## DIRECTIONS
Output the material below unchanged, apart from leaving out the pictures.
# start of PROVIDED RECORDS
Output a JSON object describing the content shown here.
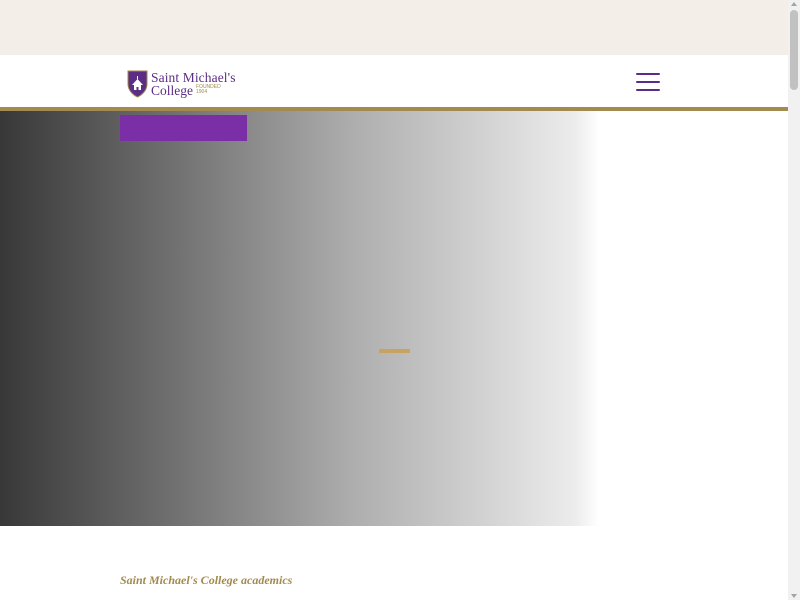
{
  "header": {
    "logo": {
      "line1": "Saint Michael's",
      "line2": "College",
      "founded_label": "FOUNDED",
      "founded_year": "1904"
    },
    "menu_icon": "hamburger-icon"
  },
  "hero": {
    "button_label": ""
  },
  "main": {
    "section_title": "Saint Michael's College academics"
  },
  "colors": {
    "brand_purple": "#5c2d85",
    "button_purple": "#7b2fa6",
    "gold": "#a38a4e",
    "accent_gold": "#c8a35f",
    "utility_bar": "#f3efe8"
  }
}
# end of PROVIDED RECORDS
## RESPONSE TO THE TASK
Output a JSON object describing the content shown here.
{
  "header": {
    "logo": {
      "line1": "Saint Michael's",
      "line2": "College",
      "founded_label": "FOUNDED",
      "founded_year": "1904"
    },
    "menu_icon": "hamburger-icon"
  },
  "hero": {
    "button_label": ""
  },
  "main": {
    "section_title": "Saint Michael's College academics"
  },
  "colors": {
    "brand_purple": "#5c2d85",
    "button_purple": "#7b2fa6",
    "gold": "#a38a4e",
    "accent_gold": "#c8a35f",
    "utility_bar": "#f3efe8"
  }
}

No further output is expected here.